> **Task description**
Write out the records word for word, with no pictures.

[Data items]
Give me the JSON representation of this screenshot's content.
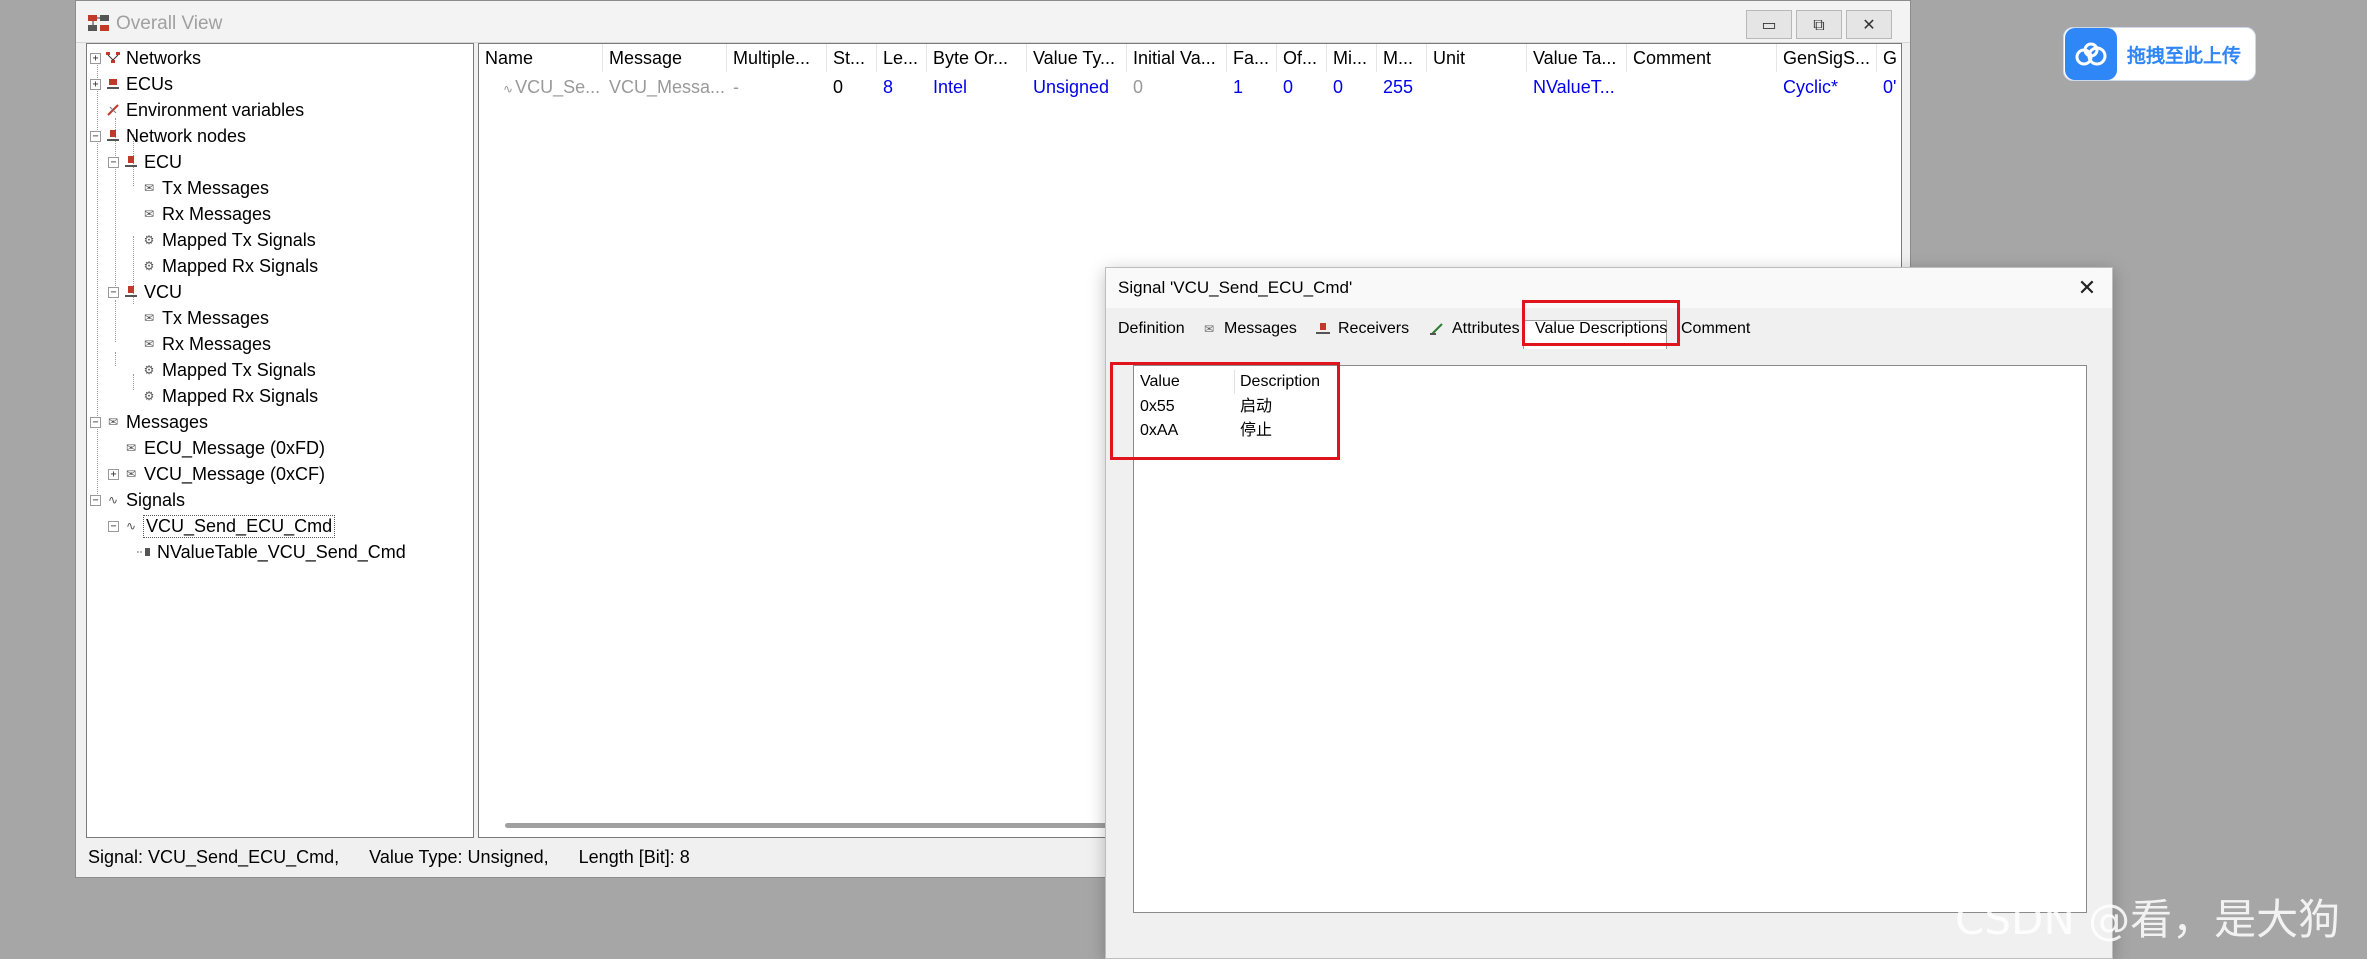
{
  "window": {
    "title": "Overall View",
    "minimize_glyph": "▭",
    "maximize_glyph": "⧉",
    "close_glyph": "✕"
  },
  "tree": {
    "items": [
      {
        "label": "Networks",
        "icon": "network-icon"
      },
      {
        "label": "ECUs",
        "icon": "ecu-icon"
      },
      {
        "label": "Environment variables",
        "icon": "env-variable-icon"
      },
      {
        "label": "Network nodes",
        "icon": "node-icon"
      },
      {
        "label": "ECU",
        "icon": "node-icon"
      },
      {
        "label": "Tx Messages",
        "icon": "message-icon"
      },
      {
        "label": "Rx Messages",
        "icon": "message-icon"
      },
      {
        "label": "Mapped Tx Signals",
        "icon": "mapped-signal-icon"
      },
      {
        "label": "Mapped Rx Signals",
        "icon": "mapped-signal-icon"
      },
      {
        "label": "VCU",
        "icon": "node-icon"
      },
      {
        "label": "Tx Messages",
        "icon": "message-icon"
      },
      {
        "label": "Rx Messages",
        "icon": "message-icon"
      },
      {
        "label": "Mapped Tx Signals",
        "icon": "mapped-signal-icon"
      },
      {
        "label": "Mapped Rx Signals",
        "icon": "mapped-signal-icon"
      },
      {
        "label": "Messages",
        "icon": "message-icon"
      },
      {
        "label": "ECU_Message (0xFD)",
        "icon": "message-icon"
      },
      {
        "label": "VCU_Message (0xCF)",
        "icon": "message-icon"
      },
      {
        "label": "Signals",
        "icon": "signal-icon"
      },
      {
        "label": "VCU_Send_ECU_Cmd",
        "icon": "signal-icon"
      },
      {
        "label": "NValueTable_VCU_Send_Cmd",
        "icon": "value-table-icon"
      }
    ]
  },
  "table": {
    "columns": [
      "Name",
      "Message",
      "Multiple...",
      "St...",
      "Le...",
      "Byte Or...",
      "Value Ty...",
      "Initial Va...",
      "Fa...",
      "Of...",
      "Mi...",
      "M...",
      "Unit",
      "Value Ta...",
      "Comment",
      "GenSigS...",
      "G"
    ],
    "row": [
      "VCU_Se...",
      "VCU_Messa...",
      "-",
      "0",
      "8",
      "Intel",
      "Unsigned",
      "0",
      "1",
      "0",
      "0",
      "255",
      "",
      "NValueT...",
      "",
      "Cyclic*",
      "0'"
    ]
  },
  "status": {
    "signal": "Signal: VCU_Send_ECU_Cmd,",
    "value_type": "Value Type: Unsigned,",
    "length": "Length [Bit]: 8"
  },
  "dialog": {
    "title": "Signal 'VCU_Send_ECU_Cmd'",
    "close_glyph": "✕",
    "tabs": [
      "Definition",
      "Messages",
      "Receivers",
      "Attributes",
      "Value Descriptions",
      "Comment"
    ],
    "value_list": {
      "headers": [
        "Value",
        "Description"
      ],
      "rows": [
        {
          "value": "0x55",
          "description": "启动"
        },
        {
          "value": "0xAA",
          "description": "停止"
        }
      ]
    }
  },
  "upload": {
    "label": "拖拽至此上传",
    "icon": "cloud-upload-icon"
  },
  "watermark": "CSDN @看，是大狗",
  "colors": {
    "blue_value": "#0000ee",
    "gray_value": "#999999",
    "highlight_red": "#e0141c",
    "upload_blue": "#2f86f6"
  }
}
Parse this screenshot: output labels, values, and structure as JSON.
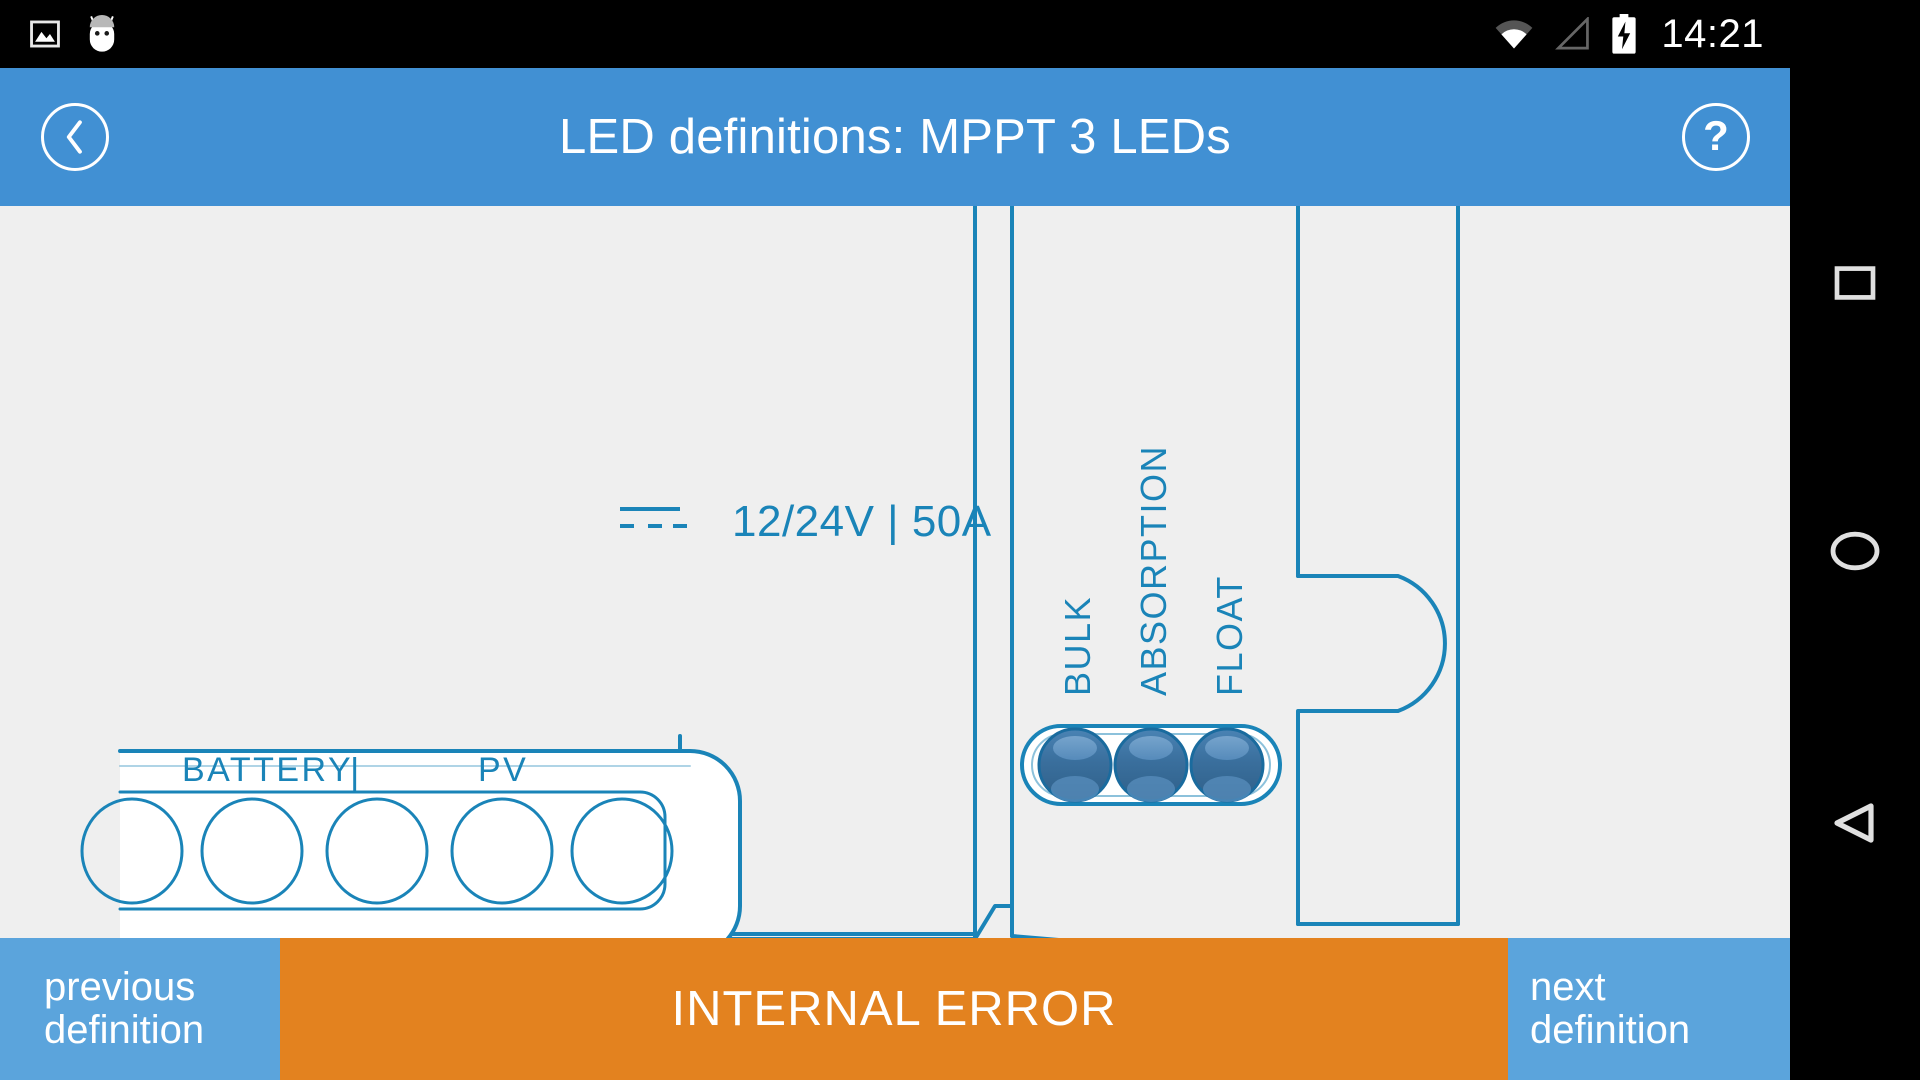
{
  "status_bar": {
    "time": "14:21",
    "icons": [
      "screenshot-image-icon",
      "android-mascot-icon",
      "wifi-icon",
      "cellular-signal-icon",
      "battery-charging-icon"
    ],
    "background_color": "#000000",
    "text_color": "#ffffff"
  },
  "app_bar": {
    "title": "LED definitions: MPPT 3 LEDs",
    "back_label": "‹",
    "help_label": "?",
    "background_color": "#4190d3"
  },
  "content": {
    "background_color": "#efefef",
    "line_color": "#1a84b8",
    "device": {
      "rating_text": "12/24V | 50A",
      "dc_symbol": "dc-power-symbol",
      "terminal_block": {
        "group_labels": [
          "BATTERY",
          "|",
          "PV"
        ],
        "polarity_symbols": [
          "+",
          "–",
          "|",
          "–",
          "+"
        ],
        "terminal_count": 5
      },
      "leds": [
        {
          "label": "BULK",
          "state": "off",
          "color": "#3b77a8"
        },
        {
          "label": "ABSORPTION",
          "state": "off",
          "color": "#3b77a8"
        },
        {
          "label": "FLOAT",
          "state": "off",
          "color": "#3b77a8"
        }
      ]
    }
  },
  "bottom_bar": {
    "previous_line1": "previous",
    "previous_line2": "definition",
    "status_text": "INTERNAL ERROR",
    "next_line1": "next",
    "next_line2": "definition",
    "nav_background_color": "#5ba4dc",
    "status_background_color": "#e3821f"
  },
  "nav_bar": {
    "buttons": [
      "recents-square-icon",
      "home-circle-icon",
      "back-triangle-icon"
    ],
    "background_color": "#000000"
  }
}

> **Final result**
Give me the JSON representation of this screenshot's content.
{
  "window": {
    "title": "Overall View",
    "minimize_glyph": "▭",
    "maximize_glyph": "⧉",
    "close_glyph": "✕"
  },
  "tree": {
    "items": [
      {
        "label": "Networks",
        "icon": "network-icon"
      },
      {
        "label": "ECUs",
        "icon": "ecu-icon"
      },
      {
        "label": "Environment variables",
        "icon": "env-variable-icon"
      },
      {
        "label": "Network nodes",
        "icon": "node-icon"
      },
      {
        "label": "ECU",
        "icon": "node-icon"
      },
      {
        "label": "Tx Messages",
        "icon": "message-icon"
      },
      {
        "label": "Rx Messages",
        "icon": "message-icon"
      },
      {
        "label": "Mapped Tx Signals",
        "icon": "mapped-signal-icon"
      },
      {
        "label": "Mapped Rx Signals",
        "icon": "mapped-signal-icon"
      },
      {
        "label": "VCU",
        "icon": "node-icon"
      },
      {
        "label": "Tx Messages",
        "icon": "message-icon"
      },
      {
        "label": "Rx Messages",
        "icon": "message-icon"
      },
      {
        "label": "Mapped Tx Signals",
        "icon": "mapped-signal-icon"
      },
      {
        "label": "Mapped Rx Signals",
        "icon": "mapped-signal-icon"
      },
      {
        "label": "Messages",
        "icon": "message-icon"
      },
      {
        "label": "ECU_Message (0xFD)",
        "icon": "message-icon"
      },
      {
        "label": "VCU_Message (0xCF)",
        "icon": "message-icon"
      },
      {
        "label": "Signals",
        "icon": "signal-icon"
      },
      {
        "label": "VCU_Send_ECU_Cmd",
        "icon": "signal-icon"
      },
      {
        "label": "NValueTable_VCU_Send_Cmd",
        "icon": "value-table-icon"
      }
    ]
  },
  "table": {
    "columns": [
      "Name",
      "Message",
      "Multiple...",
      "St...",
      "Le...",
      "Byte Or...",
      "Value Ty...",
      "Initial Va...",
      "Fa...",
      "Of...",
      "Mi...",
      "M...",
      "Unit",
      "Value Ta...",
      "Comment",
      "GenSigS...",
      "G"
    ],
    "row": [
      "VCU_Se...",
      "VCU_Messa...",
      "-",
      "0",
      "8",
      "Intel",
      "Unsigned",
      "0",
      "1",
      "0",
      "0",
      "255",
      "",
      "NValueT...",
      "",
      "Cyclic*",
      "0'"
    ]
  },
  "status": {
    "signal": "Signal: VCU_Send_ECU_Cmd,",
    "value_type": "Value Type: Unsigned,",
    "length": "Length [Bit]: 8"
  },
  "dialog": {
    "title": "Signal 'VCU_Send_ECU_Cmd'",
    "close_glyph": "✕",
    "tabs": [
      "Definition",
      "Messages",
      "Receivers",
      "Attributes",
      "Value Descriptions",
      "Comment"
    ],
    "value_list": {
      "headers": [
        "Value",
        "Description"
      ],
      "rows": [
        {
          "value": "0x55",
          "description": "启动"
        },
        {
          "value": "0xAA",
          "description": "停止"
        }
      ]
    }
  },
  "upload": {
    "label": "拖拽至此上传",
    "icon": "cloud-upload-icon"
  },
  "watermark": "CSDN @看，是大狗",
  "colors": {
    "blue_value": "#0000ee",
    "gray_value": "#999999",
    "highlight_red": "#e0141c",
    "upload_blue": "#2f86f6"
  }
}
Parse this screenshot: output labels, values, and structure as JSON.
{
  "status_bar": {
    "time": "14:21",
    "icons": [
      "screenshot-image-icon",
      "android-mascot-icon",
      "wifi-icon",
      "cellular-signal-icon",
      "battery-charging-icon"
    ],
    "background_color": "#000000",
    "text_color": "#ffffff"
  },
  "app_bar": {
    "title": "LED definitions: MPPT 3 LEDs",
    "back_label": "‹",
    "help_label": "?",
    "background_color": "#4190d3"
  },
  "content": {
    "background_color": "#efefef",
    "line_color": "#1a84b8",
    "device": {
      "rating_text": "12/24V | 50A",
      "dc_symbol": "dc-power-symbol",
      "terminal_block": {
        "group_labels": [
          "BATTERY",
          "|",
          "PV"
        ],
        "polarity_symbols": [
          "+",
          "–",
          "|",
          "–",
          "+"
        ],
        "terminal_count": 5
      },
      "leds": [
        {
          "label": "BULK",
          "state": "off",
          "color": "#3b77a8"
        },
        {
          "label": "ABSORPTION",
          "state": "off",
          "color": "#3b77a8"
        },
        {
          "label": "FLOAT",
          "state": "off",
          "color": "#3b77a8"
        }
      ]
    }
  },
  "bottom_bar": {
    "previous_line1": "previous",
    "previous_line2": "definition",
    "status_text": "INTERNAL ERROR",
    "next_line1": "next",
    "next_line2": "definition",
    "nav_background_color": "#5ba4dc",
    "status_background_color": "#e3821f"
  },
  "nav_bar": {
    "buttons": [
      "recents-square-icon",
      "home-circle-icon",
      "back-triangle-icon"
    ],
    "background_color": "#000000"
  }
}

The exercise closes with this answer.